Using the data below, copy every line that contains the word "захоронении".

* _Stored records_
▬▬▬▬▬▬▬▬▬▬

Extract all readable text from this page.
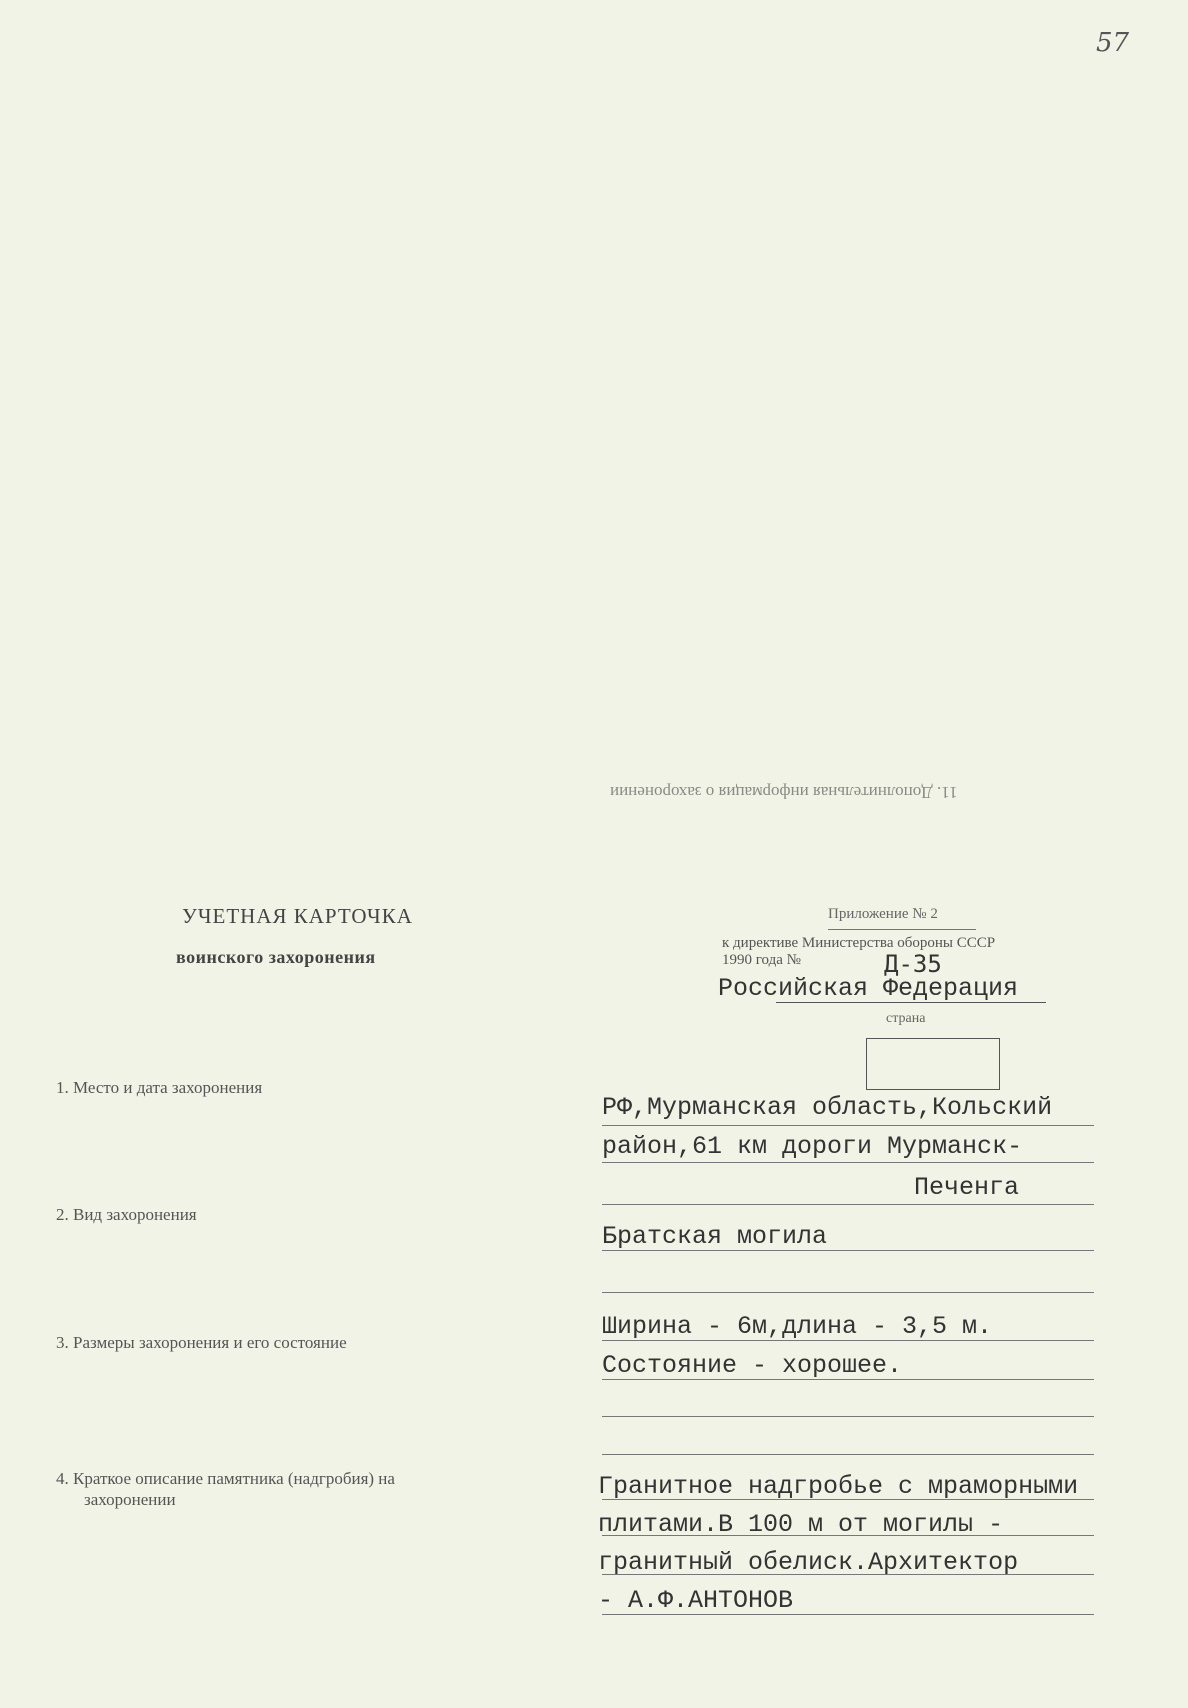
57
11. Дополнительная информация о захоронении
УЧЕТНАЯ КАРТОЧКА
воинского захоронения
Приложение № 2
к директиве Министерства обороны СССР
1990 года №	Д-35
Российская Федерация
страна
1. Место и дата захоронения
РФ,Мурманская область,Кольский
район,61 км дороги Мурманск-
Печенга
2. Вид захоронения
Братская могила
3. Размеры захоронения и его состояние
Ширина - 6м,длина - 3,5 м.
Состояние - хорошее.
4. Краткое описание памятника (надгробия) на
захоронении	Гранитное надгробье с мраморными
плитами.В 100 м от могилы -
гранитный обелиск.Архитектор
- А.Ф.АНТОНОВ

▬▬▬▬▬▬▬▬▬▬

* _Output of the exercise_
11. Дополнительная информация о захоронении
захоронении	Гранитное надгробье с мраморными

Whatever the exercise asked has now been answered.